* **Exercise prompt**: Copy out the entries exactly, from the first line to the last.

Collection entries
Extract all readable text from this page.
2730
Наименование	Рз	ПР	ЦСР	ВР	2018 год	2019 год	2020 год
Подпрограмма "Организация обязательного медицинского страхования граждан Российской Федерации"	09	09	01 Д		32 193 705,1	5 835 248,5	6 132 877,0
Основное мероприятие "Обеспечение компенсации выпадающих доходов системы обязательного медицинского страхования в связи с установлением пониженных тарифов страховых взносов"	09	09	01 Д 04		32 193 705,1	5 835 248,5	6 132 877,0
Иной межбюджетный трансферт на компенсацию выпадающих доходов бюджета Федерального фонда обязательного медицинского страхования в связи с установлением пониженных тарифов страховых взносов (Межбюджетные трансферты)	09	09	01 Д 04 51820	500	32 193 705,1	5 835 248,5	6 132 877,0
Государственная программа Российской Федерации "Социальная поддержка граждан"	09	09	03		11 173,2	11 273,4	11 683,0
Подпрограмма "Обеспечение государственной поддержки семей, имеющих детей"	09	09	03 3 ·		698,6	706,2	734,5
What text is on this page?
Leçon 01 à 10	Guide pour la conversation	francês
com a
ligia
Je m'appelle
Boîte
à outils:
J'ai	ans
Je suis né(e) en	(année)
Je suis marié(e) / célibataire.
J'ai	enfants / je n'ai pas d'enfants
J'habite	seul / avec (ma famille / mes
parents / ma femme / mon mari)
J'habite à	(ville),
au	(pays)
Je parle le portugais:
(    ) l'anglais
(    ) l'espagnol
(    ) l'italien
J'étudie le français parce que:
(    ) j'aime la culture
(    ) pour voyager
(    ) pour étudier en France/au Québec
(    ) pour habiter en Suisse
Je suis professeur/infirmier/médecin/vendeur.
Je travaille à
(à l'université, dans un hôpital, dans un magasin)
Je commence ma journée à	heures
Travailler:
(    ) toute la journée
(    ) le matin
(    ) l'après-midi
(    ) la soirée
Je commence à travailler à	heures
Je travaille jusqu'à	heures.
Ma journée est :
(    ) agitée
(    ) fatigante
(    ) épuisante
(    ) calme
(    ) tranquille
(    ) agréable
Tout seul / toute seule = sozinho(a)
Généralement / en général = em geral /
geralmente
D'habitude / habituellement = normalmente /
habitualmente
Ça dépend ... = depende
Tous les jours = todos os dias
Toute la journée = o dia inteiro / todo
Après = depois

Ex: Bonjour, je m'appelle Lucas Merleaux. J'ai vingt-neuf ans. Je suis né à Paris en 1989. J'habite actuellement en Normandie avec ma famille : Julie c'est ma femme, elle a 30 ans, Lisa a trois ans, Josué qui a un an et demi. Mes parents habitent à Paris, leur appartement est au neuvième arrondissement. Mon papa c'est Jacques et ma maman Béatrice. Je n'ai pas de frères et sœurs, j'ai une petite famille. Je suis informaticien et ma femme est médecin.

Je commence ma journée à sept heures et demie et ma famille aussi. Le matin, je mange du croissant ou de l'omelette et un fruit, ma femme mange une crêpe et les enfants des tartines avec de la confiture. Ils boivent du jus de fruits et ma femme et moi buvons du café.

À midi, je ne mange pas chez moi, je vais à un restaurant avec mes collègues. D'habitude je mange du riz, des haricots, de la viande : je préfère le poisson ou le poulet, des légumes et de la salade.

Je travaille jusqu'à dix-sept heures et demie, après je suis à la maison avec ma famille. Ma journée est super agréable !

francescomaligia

* **Solution for this task**:
Extract all readable text from this page.
2730
Наименование	Рз	ПР	ЦСР	ВР	2018 год	2019 год	2020 год
Подпрограмма "Организация обязательного медицинского страхования граждан Российской Федерации"	09	09	01 Д		32 193 705,1	5 835 248,5	6 132 877,0
Основное мероприятие "Обеспечение компенсации выпадающих доходов системы обязательного медицинского страхования в связи с установлением пониженных тарифов страховых взносов"	09	09	01 Д 04		32 193 705,1	5 835 248,5	6 132 877,0
Иной межбюджетный трансферт на компенсацию выпадающих доходов бюджета Федерального фонда обязательного медицинского страхования в связи с установлением пониженных тарифов страховых взносов (Межбюджетные трансферты)	09	09	01 Д 04 51820	500	32 193 705,1	5 835 248,5	6 132 877,0
Государственная программа Российской Федерации "Социальная поддержка граждан"	09	09	03		11 173,2	11 273,4	11 683,0
Подпрограмма "Обеспечение государственной поддержки семей, имеющих детей"	09	09	03 3 ·		698,6	706,2	734,5
What text is on this page?
Leçon 01 à 10	Guide pour la conversation	francês
com a
ligia
Je m'appelle
Boîte
à outils:
J'ai	ans
Je suis né(e) en	(année)
Je suis marié(e) / célibataire.
J'ai	enfants / je n'ai pas d'enfants
J'habite	seul / avec (ma famille / mes
parents / ma femme / mon mari)
J'habite à	(ville),
au	(pays)
Je parle le portugais:
(    ) l'anglais
(    ) l'espagnol
(    ) l'italien
J'étudie le français parce que:
(    ) j'aime la culture
(    ) pour voyager
(    ) pour étudier en France/au Québec
(    ) pour habiter en Suisse
Je suis professeur/infirmier/médecin/vendeur.
Je travaille à
(à l'université, dans un hôpital, dans un magasin)
Je commence ma journée à	heures
Travailler:
(    ) toute la journée
(    ) le matin
(    ) l'après-midi
(    ) la soirée
Je commence à travailler à	heures
Je travaille jusqu'à	heures.
Ma journée est :
(    ) agitée
(    ) fatigante
(    ) épuisante
(    ) calme
(    ) tranquille
(    ) agréable
Tout seul / toute seule = sozinho(a)
Généralement / en général = em geral /
geralmente
D'habitude / habituellement = normalmente /
habitualmente
Ça dépend ... = depende
Tous les jours = todos os dias
Toute la journée = o dia inteiro / todo
Après = depois

Ex: Bonjour, je m'appelle Lucas Merleaux. J'ai vingt-neuf ans. Je suis né à Paris en 1989. J'habite actuellement en Normandie avec ma famille : Julie c'est ma femme, elle a 30 ans, Lisa a trois ans, Josué qui a un an et demi. Mes parents habitent à Paris, leur appartement est au neuvième arrondissement. Mon papa c'est Jacques et ma maman Béatrice. Je n'ai pas de frères et sœurs, j'ai une petite famille. Je suis informaticien et ma femme est médecin.

Je commence ma journée à sept heures et demie et ma famille aussi. Le matin, je mange du croissant ou de l'omelette et un fruit, ma femme mange une crêpe et les enfants des tartines avec de la confiture. Ils boivent du jus de fruits et ma femme et moi buvons du café.

À midi, je ne mange pas chez moi, je vais à un restaurant avec mes collègues. D'habitude je mange du riz, des haricots, de la viande : je préfère le poisson ou le poulet, des légumes et de la salade.

Je travaille jusqu'à dix-sept heures et demie, après je suis à la maison avec ma famille. Ma journée est super agréable !

francescomaligia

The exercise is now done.